**What is expected:** Search the records that follow and extract every line containing the string "Pensamiento".

**Provided records:**
========
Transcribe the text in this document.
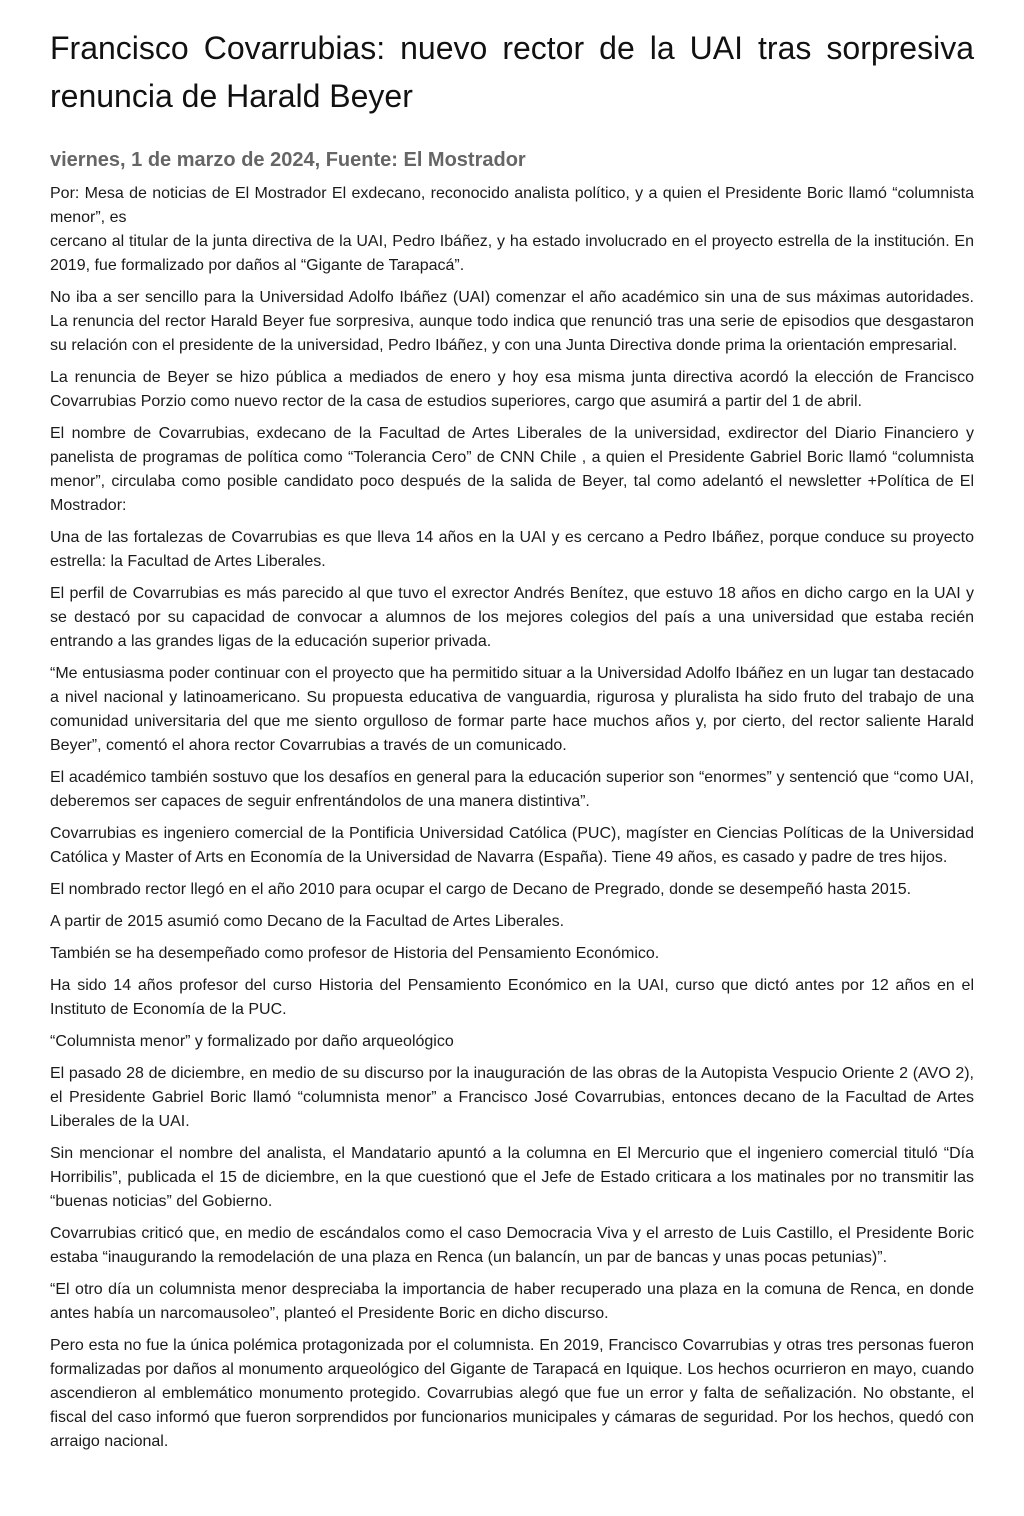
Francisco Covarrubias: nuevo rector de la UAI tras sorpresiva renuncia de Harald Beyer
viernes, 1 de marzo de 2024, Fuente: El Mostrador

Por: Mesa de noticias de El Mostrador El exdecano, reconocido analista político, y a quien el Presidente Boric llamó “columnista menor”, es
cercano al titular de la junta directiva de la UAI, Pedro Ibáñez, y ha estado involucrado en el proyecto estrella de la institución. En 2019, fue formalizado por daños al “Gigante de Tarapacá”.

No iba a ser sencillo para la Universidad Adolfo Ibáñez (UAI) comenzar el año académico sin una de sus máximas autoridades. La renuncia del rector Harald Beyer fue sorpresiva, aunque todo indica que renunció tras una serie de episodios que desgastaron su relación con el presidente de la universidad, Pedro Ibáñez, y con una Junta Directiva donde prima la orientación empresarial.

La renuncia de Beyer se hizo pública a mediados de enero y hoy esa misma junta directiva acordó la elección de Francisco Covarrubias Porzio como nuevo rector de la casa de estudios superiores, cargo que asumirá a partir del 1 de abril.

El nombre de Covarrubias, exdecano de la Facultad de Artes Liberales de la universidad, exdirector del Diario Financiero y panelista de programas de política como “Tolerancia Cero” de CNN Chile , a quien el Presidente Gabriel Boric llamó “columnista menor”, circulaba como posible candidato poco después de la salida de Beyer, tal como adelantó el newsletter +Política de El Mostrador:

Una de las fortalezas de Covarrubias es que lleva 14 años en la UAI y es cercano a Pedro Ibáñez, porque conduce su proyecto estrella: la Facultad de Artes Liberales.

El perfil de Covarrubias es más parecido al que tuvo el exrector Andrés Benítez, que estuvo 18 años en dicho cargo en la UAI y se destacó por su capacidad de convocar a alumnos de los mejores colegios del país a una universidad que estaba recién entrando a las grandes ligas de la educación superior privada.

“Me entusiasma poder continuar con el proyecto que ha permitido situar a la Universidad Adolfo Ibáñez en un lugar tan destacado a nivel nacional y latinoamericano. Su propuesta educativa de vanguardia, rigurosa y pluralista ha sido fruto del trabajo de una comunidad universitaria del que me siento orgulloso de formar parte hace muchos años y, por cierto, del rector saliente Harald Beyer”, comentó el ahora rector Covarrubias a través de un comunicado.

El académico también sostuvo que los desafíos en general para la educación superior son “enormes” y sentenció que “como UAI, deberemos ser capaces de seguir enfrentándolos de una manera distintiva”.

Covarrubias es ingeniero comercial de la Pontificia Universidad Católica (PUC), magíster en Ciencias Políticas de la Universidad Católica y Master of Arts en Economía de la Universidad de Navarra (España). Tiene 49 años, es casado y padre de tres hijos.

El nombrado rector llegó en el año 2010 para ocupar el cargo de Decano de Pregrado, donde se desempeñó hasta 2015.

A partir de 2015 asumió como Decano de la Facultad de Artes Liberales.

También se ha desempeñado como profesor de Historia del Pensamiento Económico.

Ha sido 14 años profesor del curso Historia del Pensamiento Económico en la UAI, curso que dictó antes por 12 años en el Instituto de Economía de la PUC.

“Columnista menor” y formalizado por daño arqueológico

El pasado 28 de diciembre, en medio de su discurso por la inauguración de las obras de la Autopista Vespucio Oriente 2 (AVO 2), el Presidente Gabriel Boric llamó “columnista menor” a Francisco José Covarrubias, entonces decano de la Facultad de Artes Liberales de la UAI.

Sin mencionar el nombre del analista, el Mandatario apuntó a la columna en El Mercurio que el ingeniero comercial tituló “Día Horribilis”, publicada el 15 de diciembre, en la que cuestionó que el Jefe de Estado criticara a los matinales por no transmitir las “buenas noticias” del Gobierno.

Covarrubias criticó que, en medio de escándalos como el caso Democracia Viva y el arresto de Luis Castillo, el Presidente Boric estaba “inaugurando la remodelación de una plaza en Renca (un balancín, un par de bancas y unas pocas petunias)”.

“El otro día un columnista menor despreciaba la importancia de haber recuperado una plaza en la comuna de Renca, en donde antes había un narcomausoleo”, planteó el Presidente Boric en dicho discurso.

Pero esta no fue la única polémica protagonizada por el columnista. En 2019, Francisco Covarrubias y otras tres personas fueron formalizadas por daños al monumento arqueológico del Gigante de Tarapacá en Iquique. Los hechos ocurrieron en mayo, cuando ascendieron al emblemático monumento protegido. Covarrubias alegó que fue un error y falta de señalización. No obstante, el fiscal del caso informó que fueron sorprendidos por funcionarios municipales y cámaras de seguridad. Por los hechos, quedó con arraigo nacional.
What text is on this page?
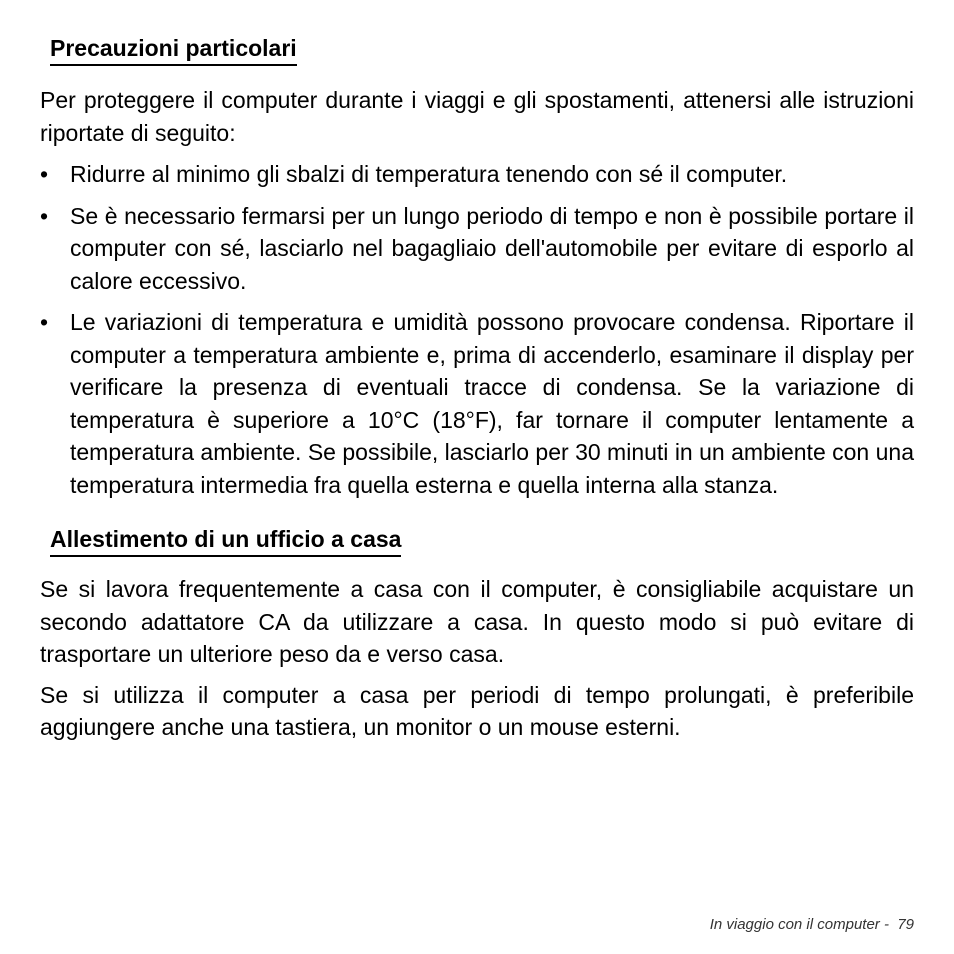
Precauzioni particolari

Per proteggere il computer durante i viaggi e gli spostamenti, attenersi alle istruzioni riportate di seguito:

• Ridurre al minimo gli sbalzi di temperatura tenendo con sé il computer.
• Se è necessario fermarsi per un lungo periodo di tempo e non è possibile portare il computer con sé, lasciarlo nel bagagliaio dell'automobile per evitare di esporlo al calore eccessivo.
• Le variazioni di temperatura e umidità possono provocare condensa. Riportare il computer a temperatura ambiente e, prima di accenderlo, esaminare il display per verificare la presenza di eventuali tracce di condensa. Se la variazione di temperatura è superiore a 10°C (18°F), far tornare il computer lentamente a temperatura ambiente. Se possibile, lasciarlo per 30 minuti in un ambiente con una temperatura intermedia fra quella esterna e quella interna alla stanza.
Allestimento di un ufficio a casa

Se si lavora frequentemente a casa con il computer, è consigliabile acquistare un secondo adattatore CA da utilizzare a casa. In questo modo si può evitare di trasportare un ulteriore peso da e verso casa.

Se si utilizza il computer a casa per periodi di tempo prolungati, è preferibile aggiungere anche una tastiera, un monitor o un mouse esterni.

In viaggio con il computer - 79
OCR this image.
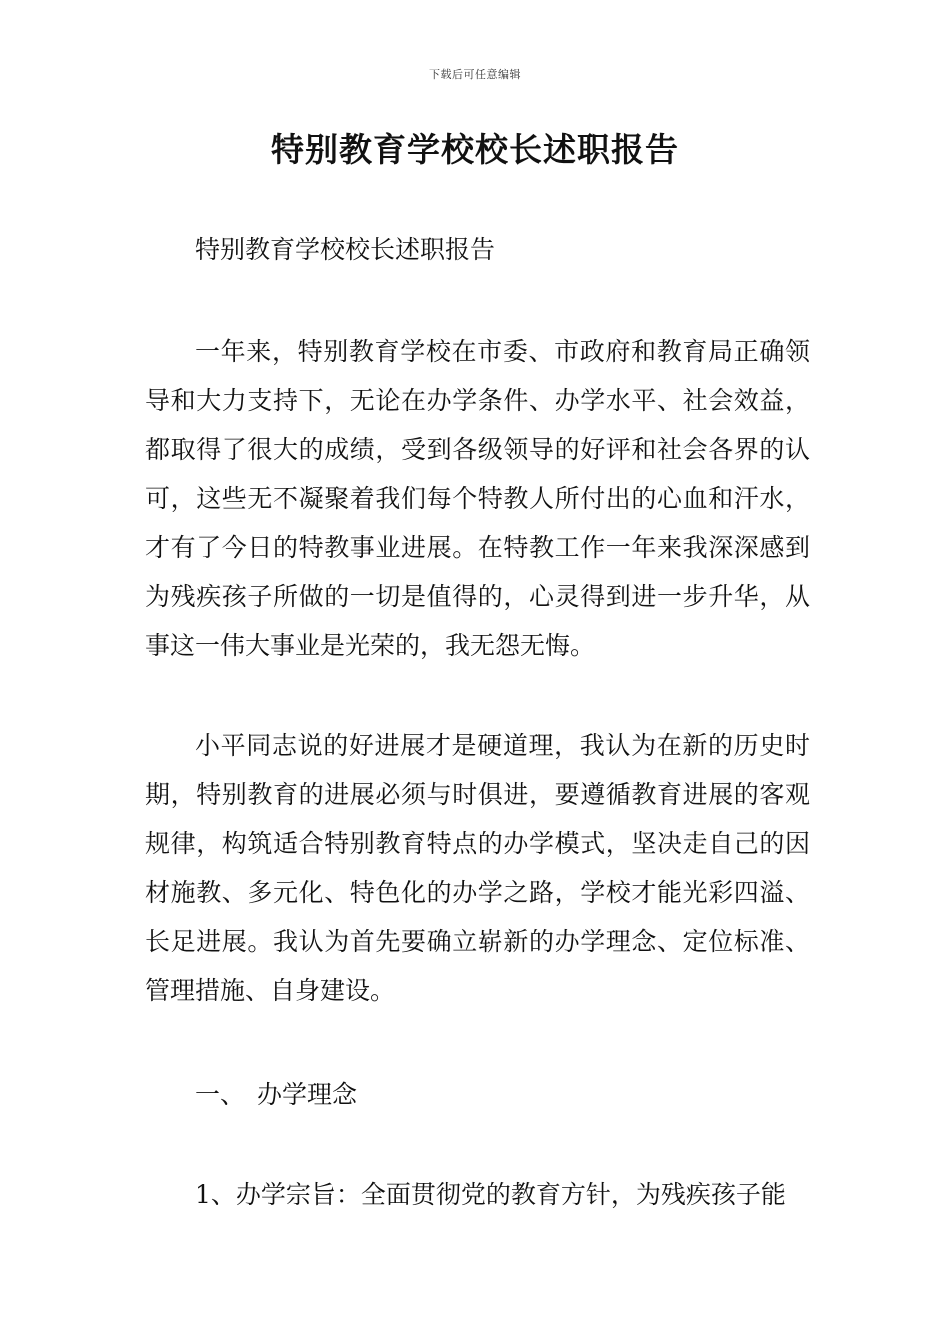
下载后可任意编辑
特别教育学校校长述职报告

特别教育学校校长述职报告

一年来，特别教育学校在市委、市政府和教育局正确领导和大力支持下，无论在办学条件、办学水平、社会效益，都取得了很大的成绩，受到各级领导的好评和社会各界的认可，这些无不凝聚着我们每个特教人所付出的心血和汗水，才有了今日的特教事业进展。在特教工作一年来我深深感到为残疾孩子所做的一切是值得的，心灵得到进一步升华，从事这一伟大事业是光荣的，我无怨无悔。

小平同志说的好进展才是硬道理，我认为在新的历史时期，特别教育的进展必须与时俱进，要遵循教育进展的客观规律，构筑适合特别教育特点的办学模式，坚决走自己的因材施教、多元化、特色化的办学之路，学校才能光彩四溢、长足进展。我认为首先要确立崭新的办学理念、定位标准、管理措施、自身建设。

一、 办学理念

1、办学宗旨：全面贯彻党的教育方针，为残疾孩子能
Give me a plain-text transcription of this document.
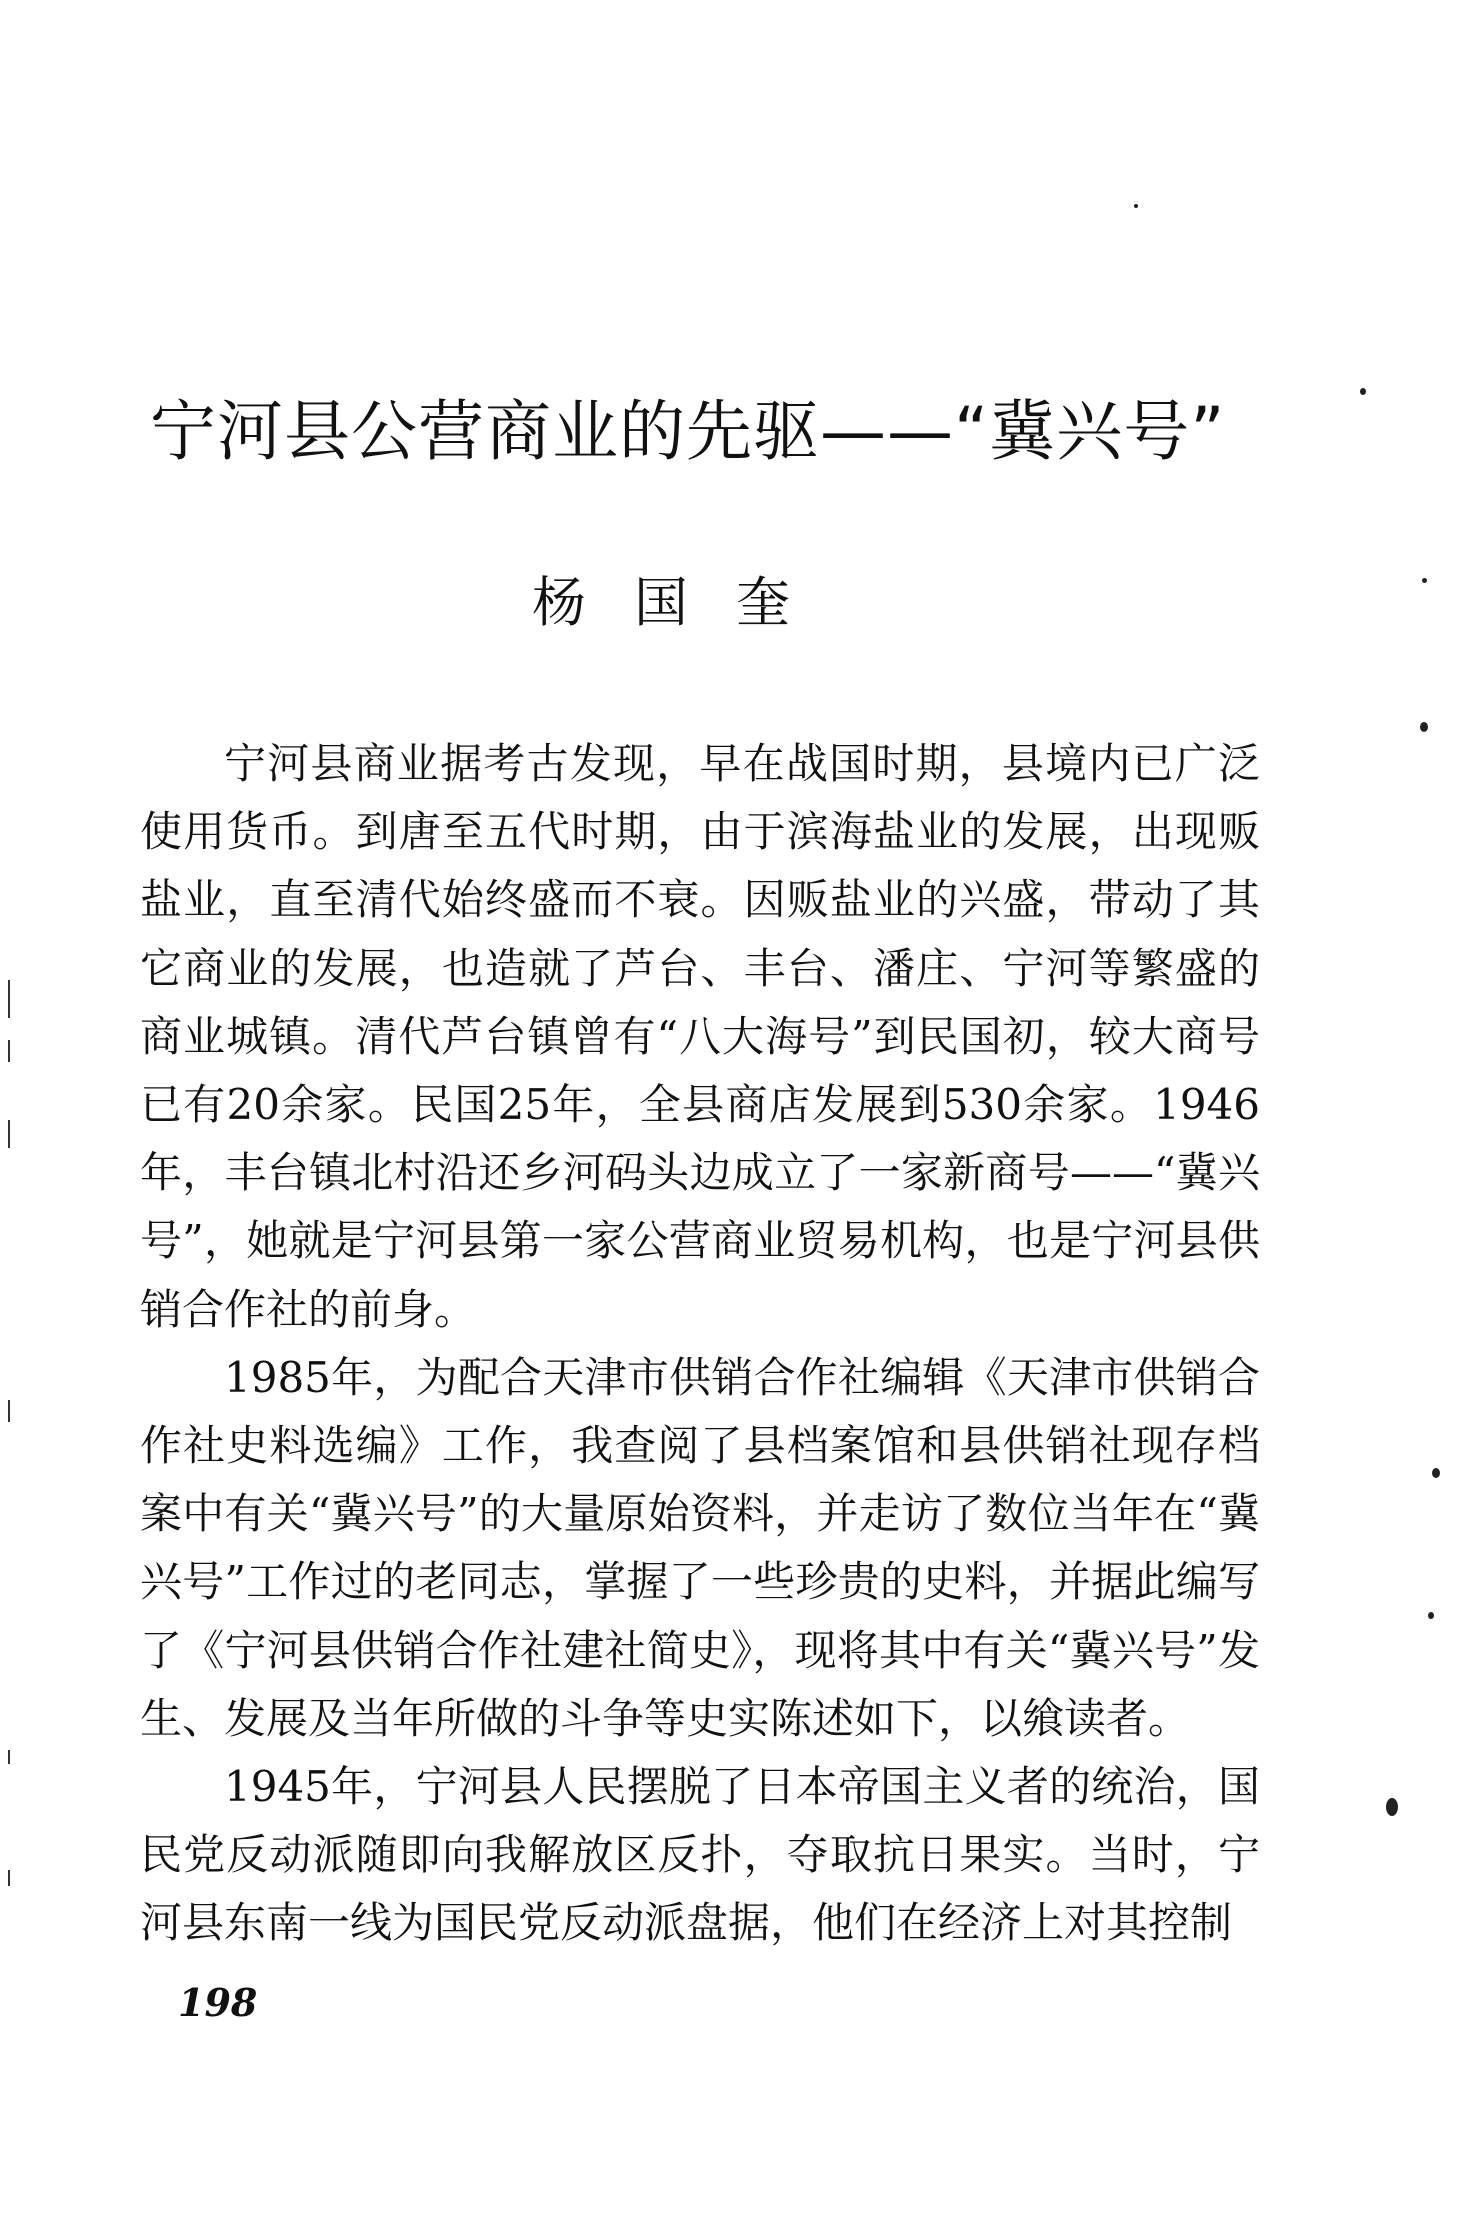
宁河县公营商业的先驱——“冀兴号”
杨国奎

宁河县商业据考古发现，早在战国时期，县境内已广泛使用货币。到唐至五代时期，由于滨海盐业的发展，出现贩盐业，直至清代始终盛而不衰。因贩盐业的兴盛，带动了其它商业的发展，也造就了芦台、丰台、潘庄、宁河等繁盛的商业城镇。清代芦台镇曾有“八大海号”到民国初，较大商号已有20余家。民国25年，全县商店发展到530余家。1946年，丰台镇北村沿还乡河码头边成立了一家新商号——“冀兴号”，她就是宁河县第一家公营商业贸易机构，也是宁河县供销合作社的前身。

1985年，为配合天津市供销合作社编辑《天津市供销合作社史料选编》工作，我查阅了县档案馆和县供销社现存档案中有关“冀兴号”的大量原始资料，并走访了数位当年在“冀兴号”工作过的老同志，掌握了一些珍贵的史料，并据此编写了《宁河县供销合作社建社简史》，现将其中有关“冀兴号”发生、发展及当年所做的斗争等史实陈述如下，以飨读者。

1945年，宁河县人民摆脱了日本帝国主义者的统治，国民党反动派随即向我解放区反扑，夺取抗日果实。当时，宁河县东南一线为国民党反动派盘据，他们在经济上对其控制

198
========
**Task output:**
También se ha desempeñado como profesor de Historia del Pensamiento Económico.
Ha sido 14 años profesor del curso Historia del Pensamiento Económico en la UAI, curso que dictó antes por 12 años en el Instituto de Economía de la PUC.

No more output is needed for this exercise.